BEGIN SUPPLIED DATA

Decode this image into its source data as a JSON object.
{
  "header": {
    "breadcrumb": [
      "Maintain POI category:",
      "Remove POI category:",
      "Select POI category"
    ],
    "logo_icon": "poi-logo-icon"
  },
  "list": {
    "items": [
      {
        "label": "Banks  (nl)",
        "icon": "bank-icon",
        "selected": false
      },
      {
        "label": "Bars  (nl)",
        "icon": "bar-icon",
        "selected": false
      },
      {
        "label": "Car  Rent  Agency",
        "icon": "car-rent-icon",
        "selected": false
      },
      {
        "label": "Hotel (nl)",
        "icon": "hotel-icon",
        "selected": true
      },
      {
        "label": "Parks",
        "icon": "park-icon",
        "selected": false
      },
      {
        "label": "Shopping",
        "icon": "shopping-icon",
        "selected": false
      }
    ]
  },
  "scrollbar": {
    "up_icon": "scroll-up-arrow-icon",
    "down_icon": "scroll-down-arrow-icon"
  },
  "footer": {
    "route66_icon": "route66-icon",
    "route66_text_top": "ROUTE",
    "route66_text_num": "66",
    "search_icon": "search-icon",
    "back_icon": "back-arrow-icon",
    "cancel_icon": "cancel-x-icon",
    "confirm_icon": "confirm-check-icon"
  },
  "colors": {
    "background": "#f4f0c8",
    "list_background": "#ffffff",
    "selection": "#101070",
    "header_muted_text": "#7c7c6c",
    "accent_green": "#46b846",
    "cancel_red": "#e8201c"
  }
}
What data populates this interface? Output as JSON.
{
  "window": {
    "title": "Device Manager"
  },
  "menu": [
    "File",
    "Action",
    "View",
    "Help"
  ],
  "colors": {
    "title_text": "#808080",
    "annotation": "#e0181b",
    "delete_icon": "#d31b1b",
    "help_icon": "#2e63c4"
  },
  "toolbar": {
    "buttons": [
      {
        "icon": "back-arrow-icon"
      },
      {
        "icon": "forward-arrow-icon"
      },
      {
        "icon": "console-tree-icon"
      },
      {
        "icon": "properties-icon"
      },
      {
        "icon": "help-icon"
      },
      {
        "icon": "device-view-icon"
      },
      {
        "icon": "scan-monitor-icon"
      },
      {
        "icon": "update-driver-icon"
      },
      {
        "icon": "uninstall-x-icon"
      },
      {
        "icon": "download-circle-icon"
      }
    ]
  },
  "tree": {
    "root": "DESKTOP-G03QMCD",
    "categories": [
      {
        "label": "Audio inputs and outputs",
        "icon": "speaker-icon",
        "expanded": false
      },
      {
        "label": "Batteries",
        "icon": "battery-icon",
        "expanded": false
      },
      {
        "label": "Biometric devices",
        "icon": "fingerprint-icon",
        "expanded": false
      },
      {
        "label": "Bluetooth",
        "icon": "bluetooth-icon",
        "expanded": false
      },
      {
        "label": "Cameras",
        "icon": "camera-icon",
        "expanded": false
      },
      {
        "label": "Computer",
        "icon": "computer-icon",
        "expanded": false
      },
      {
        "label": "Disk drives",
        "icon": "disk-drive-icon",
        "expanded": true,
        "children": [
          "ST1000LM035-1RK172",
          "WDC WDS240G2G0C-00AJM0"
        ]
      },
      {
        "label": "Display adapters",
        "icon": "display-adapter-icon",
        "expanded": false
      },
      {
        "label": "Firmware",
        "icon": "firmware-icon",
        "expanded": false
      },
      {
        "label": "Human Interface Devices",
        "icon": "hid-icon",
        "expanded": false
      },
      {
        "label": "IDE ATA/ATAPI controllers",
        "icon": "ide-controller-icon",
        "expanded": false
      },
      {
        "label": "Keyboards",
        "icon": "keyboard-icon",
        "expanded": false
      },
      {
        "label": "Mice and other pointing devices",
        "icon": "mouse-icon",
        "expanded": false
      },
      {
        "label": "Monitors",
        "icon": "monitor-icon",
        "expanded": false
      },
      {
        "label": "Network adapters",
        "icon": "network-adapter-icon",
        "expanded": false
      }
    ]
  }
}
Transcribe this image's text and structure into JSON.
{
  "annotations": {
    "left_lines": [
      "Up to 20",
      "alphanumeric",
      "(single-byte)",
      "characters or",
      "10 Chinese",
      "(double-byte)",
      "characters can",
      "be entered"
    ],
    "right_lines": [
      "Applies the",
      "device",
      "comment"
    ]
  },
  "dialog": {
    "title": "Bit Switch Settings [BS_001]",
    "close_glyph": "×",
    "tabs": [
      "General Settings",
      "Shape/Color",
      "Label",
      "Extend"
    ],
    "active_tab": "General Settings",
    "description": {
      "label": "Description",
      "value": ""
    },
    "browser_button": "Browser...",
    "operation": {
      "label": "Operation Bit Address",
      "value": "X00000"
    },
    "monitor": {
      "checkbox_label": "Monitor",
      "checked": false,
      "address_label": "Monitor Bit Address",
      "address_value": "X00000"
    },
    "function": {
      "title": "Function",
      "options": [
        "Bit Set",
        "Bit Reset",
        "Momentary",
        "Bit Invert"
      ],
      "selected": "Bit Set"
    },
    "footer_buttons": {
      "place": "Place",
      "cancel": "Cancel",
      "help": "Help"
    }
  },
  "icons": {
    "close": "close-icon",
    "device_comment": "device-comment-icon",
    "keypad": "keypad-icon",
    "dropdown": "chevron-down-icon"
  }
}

END SUPPLIED DATA

» EXERCISE: Exactly reproduce the material above.

» THE SOLUTION:
Decode this image into its source data as a JSON object.
{
  "header": {
    "breadcrumb": [
      "Maintain POI category:",
      "Remove POI category:",
      "Select POI category"
    ],
    "logo_icon": "poi-logo-icon"
  },
  "list": {
    "items": [
      {
        "label": "Banks  (nl)",
        "icon": "bank-icon",
        "selected": false
      },
      {
        "label": "Bars  (nl)",
        "icon": "bar-icon",
        "selected": false
      },
      {
        "label": "Car  Rent  Agency",
        "icon": "car-rent-icon",
        "selected": false
      },
      {
        "label": "Hotel (nl)",
        "icon": "hotel-icon",
        "selected": true
      },
      {
        "label": "Parks",
        "icon": "park-icon",
        "selected": false
      },
      {
        "label": "Shopping",
        "icon": "shopping-icon",
        "selected": false
      }
    ]
  },
  "scrollbar": {
    "up_icon": "scroll-up-arrow-icon",
    "down_icon": "scroll-down-arrow-icon"
  },
  "footer": {
    "route66_icon": "route66-icon",
    "route66_text_top": "ROUTE",
    "route66_text_num": "66",
    "search_icon": "search-icon",
    "back_icon": "back-arrow-icon",
    "cancel_icon": "cancel-x-icon",
    "confirm_icon": "confirm-check-icon"
  },
  "colors": {
    "background": "#f4f0c8",
    "list_background": "#ffffff",
    "selection": "#101070",
    "header_muted_text": "#7c7c6c",
    "accent_green": "#46b846",
    "cancel_red": "#e8201c"
  }
}
What data populates this interface? Output as JSON.
{
  "window": {
    "title": "Device Manager"
  },
  "menu": [
    "File",
    "Action",
    "View",
    "Help"
  ],
  "colors": {
    "title_text": "#808080",
    "annotation": "#e0181b",
    "delete_icon": "#d31b1b",
    "help_icon": "#2e63c4"
  },
  "toolbar": {
    "buttons": [
      {
        "icon": "back-arrow-icon"
      },
      {
        "icon": "forward-arrow-icon"
      },
      {
        "icon": "console-tree-icon"
      },
      {
        "icon": "properties-icon"
      },
      {
        "icon": "help-icon"
      },
      {
        "icon": "device-view-icon"
      },
      {
        "icon": "scan-monitor-icon"
      },
      {
        "icon": "update-driver-icon"
      },
      {
        "icon": "uninstall-x-icon"
      },
      {
        "icon": "download-circle-icon"
      }
    ]
  },
  "tree": {
    "root": "DESKTOP-G03QMCD",
    "categories": [
      {
        "label": "Audio inputs and outputs",
        "icon": "speaker-icon",
        "expanded": false
      },
      {
        "label": "Batteries",
        "icon": "battery-icon",
        "expanded": false
      },
      {
        "label": "Biometric devices",
        "icon": "fingerprint-icon",
        "expanded": false
      },
      {
        "label": "Bluetooth",
        "icon": "bluetooth-icon",
        "expanded": false
      },
      {
        "label": "Cameras",
        "icon": "camera-icon",
        "expanded": false
      },
      {
        "label": "Computer",
        "icon": "computer-icon",
        "expanded": false
      },
      {
        "label": "Disk drives",
        "icon": "disk-drive-icon",
        "expanded": true,
        "children": [
          "ST1000LM035-1RK172",
          "WDC WDS240G2G0C-00AJM0"
        ]
      },
      {
        "label": "Display adapters",
        "icon": "display-adapter-icon",
        "expanded": false
      },
      {
        "label": "Firmware",
        "icon": "firmware-icon",
        "expanded": false
      },
      {
        "label": "Human Interface Devices",
        "icon": "hid-icon",
        "expanded": false
      },
      {
        "label": "IDE ATA/ATAPI controllers",
        "icon": "ide-controller-icon",
        "expanded": false
      },
      {
        "label": "Keyboards",
        "icon": "keyboard-icon",
        "expanded": false
      },
      {
        "label": "Mice and other pointing devices",
        "icon": "mouse-icon",
        "expanded": false
      },
      {
        "label": "Monitors",
        "icon": "monitor-icon",
        "expanded": false
      },
      {
        "label": "Network adapters",
        "icon": "network-adapter-icon",
        "expanded": false
      }
    ]
  }
}
Transcribe this image's text and structure into JSON.
{
  "annotations": {
    "left_lines": [
      "Up to 20",
      "alphanumeric",
      "(single-byte)",
      "characters or",
      "10 Chinese",
      "(double-byte)",
      "characters can",
      "be entered"
    ],
    "right_lines": [
      "Applies the",
      "device",
      "comment"
    ]
  },
  "dialog": {
    "title": "Bit Switch Settings [BS_001]",
    "close_glyph": "×",
    "tabs": [
      "General Settings",
      "Shape/Color",
      "Label",
      "Extend"
    ],
    "active_tab": "General Settings",
    "description": {
      "label": "Description",
      "value": ""
    },
    "browser_button": "Browser...",
    "operation": {
      "label": "Operation Bit Address",
      "value": "X00000"
    },
    "monitor": {
      "checkbox_label": "Monitor",
      "checked": false,
      "address_label": "Monitor Bit Address",
      "address_value": "X00000"
    },
    "function": {
      "title": "Function",
      "options": [
        "Bit Set",
        "Bit Reset",
        "Momentary",
        "Bit Invert"
      ],
      "selected": "Bit Set"
    },
    "footer_buttons": {
      "place": "Place",
      "cancel": "Cancel",
      "help": "Help"
    }
  },
  "icons": {
    "close": "close-icon",
    "device_comment": "device-comment-icon",
    "keypad": "keypad-icon",
    "dropdown": "chevron-down-icon"
  }
}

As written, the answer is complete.